* **Page**:
Etudier l’histoire en français à Prague
Les étudiants en histoire francophones, qu’ils soient Tchèques ou en séjour Erasmus à Prague, ont à l’Université Charles l’occasion unique de développer leurs connaissances et leurs compétences à travers le séminaire d’histoire franco-tchèque. Dans son cadre, ce sont des historiens tels qu’Olivier Marin ou Bruno Dumézil qui ont pu intervenir devant eux dans la capitale tchèque. Co-organisateur du séminaire, le médiéviste Jaroslav Svátek l’a présenté au micro de Radio Prague.
Quel est l’objectif du séminaire historique franco-tchèque et à quel public s’adresse-t-il ?
« Le séminaire a plusieurs objectifs. Il s’agit tout d’abord de promouvoir la francophonie dans le milieu universitaire tchèque, parce qu’il y a peu de cours en langue française. Il y a déjà beaucoup de cours en anglais, même à la faculté de lettres. Le séminaire est le seul cours en français à l’exception bien sûr de ceux du département de langues romaines. Ensuite, c’est l’occasion d’encadrer les étudiants les tchèques et de les mettre en contact avec les professeurs français invités à ce cours. En même temps, le but est d’encadrer les étudiants Erasmus francophones, notamment français, qui viennent à Prague, qui sont très nombreux et qui peuvent se familiariser un peu plus, directement, avec le milieu universitaire tchèque, parmi les étudiants mais aussi parmi les enseignants. Ils peuvent aussi ainsi se mettre en contact avec l’histoire tchèque et l’histoire des relations franco-tchèques. »C’est le médiéviste Martin Nejedlý qui a créé ce séminaire en 2002. Comment a-t-il évolué en quinze ans ? Sa forme a-t-elle changé ?

* **Consignes**:
(a) Selon la page, qui a créé le séminaire d'histoire franco-tchèque, et en quelle année ?
(b) Extrayez de la page le passage qui commence à « Etudier l’histoire en » et se termine à « de Radio Prague. ».
Les lignes suivantes proviennent d'une autre source.

* **Extrait de données**:
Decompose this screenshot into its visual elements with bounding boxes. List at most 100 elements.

* **Corrigé**:
(a) Le médiéviste Martin Nejedlý, en 2002.

(b)
Etudier l’histoire en français à Prague
Les étudiants en histoire francophones, qu’ils soient Tchèques ou en séjour Erasmus à Prague, ont à l’Université Charles l’occasion unique de développer leurs connaissances et leurs compétences à travers le séminaire d’histoire franco-tchèque. Dans son cadre, ce sont des historiens tels qu’Olivier Marin ou Bruno Dumézil qui ont pu intervenir devant eux dans la capitale tchèque. Co-organisateur du séminaire, le médiéviste Jaroslav Svátek l’a présenté au micro de Radio Prague.